Written request:
Copy every line from the data below in which the string "Pagto" can be found.

Record list:

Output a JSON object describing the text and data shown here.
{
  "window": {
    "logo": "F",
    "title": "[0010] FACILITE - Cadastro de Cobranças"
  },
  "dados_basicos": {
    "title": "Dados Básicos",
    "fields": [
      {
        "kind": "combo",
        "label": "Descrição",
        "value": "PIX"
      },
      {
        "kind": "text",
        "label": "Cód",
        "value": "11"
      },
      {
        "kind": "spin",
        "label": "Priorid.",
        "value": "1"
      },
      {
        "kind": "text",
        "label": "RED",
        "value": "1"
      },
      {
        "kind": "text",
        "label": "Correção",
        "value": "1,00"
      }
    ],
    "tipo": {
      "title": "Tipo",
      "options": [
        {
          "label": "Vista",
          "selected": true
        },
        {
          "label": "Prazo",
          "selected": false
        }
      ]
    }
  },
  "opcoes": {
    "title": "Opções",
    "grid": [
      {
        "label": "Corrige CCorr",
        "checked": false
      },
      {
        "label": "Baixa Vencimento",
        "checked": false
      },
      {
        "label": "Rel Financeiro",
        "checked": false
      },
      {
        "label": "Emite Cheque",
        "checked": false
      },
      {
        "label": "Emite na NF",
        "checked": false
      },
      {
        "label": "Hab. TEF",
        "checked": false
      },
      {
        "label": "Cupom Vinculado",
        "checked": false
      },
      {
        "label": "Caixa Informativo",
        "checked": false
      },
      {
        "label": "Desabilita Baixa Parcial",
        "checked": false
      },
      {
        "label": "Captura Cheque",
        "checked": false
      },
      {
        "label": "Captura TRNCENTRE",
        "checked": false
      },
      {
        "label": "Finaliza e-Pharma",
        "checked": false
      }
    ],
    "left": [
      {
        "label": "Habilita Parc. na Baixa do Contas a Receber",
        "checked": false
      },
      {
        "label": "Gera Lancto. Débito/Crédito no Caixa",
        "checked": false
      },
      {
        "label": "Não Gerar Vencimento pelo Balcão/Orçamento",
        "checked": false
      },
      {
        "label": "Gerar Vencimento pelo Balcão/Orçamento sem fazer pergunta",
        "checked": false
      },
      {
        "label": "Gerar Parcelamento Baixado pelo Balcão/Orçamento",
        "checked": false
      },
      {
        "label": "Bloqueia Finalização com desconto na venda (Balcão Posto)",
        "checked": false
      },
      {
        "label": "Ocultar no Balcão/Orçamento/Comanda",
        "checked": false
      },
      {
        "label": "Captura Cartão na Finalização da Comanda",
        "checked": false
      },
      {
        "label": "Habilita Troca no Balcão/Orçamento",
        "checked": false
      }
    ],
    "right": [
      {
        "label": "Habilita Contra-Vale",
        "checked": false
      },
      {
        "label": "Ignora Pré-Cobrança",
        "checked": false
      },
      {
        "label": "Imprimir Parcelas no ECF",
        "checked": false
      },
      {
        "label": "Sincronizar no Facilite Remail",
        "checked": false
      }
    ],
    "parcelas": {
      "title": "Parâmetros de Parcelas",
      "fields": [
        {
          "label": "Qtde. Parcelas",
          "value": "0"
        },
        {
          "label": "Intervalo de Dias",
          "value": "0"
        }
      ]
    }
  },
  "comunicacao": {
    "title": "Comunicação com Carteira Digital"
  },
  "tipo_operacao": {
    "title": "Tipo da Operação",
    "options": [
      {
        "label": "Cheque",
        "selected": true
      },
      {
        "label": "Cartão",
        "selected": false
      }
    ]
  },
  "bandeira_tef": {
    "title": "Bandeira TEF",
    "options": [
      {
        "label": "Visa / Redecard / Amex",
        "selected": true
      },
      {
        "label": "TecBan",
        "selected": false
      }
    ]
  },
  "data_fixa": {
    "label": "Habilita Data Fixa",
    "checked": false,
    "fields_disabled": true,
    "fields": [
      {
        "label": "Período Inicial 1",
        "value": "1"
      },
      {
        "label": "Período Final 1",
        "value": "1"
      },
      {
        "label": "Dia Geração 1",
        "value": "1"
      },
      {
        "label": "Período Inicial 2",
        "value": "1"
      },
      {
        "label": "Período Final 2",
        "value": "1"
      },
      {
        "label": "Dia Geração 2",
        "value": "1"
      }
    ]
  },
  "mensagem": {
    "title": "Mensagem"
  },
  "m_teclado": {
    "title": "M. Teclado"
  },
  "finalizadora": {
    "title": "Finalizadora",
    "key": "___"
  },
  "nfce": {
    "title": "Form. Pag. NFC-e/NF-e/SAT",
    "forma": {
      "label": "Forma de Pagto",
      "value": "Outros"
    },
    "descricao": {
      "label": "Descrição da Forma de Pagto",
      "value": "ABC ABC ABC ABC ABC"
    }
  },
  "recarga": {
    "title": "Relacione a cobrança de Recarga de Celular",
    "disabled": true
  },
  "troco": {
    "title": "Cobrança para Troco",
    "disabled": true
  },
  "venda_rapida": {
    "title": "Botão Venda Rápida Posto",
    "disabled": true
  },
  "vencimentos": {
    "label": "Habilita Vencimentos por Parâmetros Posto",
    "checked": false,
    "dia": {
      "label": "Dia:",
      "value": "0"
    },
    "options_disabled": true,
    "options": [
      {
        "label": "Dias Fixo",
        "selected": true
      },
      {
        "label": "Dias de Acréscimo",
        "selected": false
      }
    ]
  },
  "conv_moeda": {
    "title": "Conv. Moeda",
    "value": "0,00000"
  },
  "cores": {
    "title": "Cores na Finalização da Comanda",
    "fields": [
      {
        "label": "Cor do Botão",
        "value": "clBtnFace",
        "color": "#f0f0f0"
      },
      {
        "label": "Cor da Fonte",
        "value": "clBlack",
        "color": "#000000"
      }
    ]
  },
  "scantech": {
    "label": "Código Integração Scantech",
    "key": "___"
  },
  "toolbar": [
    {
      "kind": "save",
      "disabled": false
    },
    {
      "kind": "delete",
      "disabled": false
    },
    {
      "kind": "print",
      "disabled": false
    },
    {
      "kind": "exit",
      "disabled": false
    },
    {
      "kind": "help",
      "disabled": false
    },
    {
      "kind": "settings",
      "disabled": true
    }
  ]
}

Task answer:
      "label": "Forma de Pagto",
      "label": "Descrição da Forma de Pagto",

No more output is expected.